▶ _Exercise goal_
Search the listing for the string "réduire" and copy every line that contains it.

Stored items:
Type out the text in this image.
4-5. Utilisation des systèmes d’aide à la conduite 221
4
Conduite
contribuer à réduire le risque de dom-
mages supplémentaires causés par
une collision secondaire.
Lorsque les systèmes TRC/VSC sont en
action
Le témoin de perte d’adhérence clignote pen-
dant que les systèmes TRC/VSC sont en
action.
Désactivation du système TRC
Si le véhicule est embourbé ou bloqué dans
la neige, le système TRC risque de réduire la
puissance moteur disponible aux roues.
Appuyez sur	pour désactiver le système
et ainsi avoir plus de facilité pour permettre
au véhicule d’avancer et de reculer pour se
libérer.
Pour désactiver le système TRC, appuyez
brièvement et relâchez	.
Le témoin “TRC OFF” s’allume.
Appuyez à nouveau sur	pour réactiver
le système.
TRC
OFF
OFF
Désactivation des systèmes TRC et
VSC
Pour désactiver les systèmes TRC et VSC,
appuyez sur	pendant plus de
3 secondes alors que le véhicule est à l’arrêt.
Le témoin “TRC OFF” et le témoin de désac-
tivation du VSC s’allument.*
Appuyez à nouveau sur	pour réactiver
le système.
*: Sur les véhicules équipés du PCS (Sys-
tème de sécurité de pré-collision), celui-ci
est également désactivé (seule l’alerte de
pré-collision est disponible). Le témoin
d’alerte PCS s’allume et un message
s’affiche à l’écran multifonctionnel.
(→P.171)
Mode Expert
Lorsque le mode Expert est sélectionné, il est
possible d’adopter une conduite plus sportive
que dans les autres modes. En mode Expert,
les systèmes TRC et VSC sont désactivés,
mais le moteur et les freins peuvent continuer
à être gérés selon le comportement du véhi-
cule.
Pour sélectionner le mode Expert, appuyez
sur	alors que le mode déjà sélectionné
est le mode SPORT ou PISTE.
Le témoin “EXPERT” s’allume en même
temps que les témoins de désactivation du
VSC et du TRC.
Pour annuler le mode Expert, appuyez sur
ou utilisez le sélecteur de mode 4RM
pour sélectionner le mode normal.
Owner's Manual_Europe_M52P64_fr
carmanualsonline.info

▶ _Exercise solution_
contribuer à réduire le risque de dom-
la neige, le système TRC risque de réduire la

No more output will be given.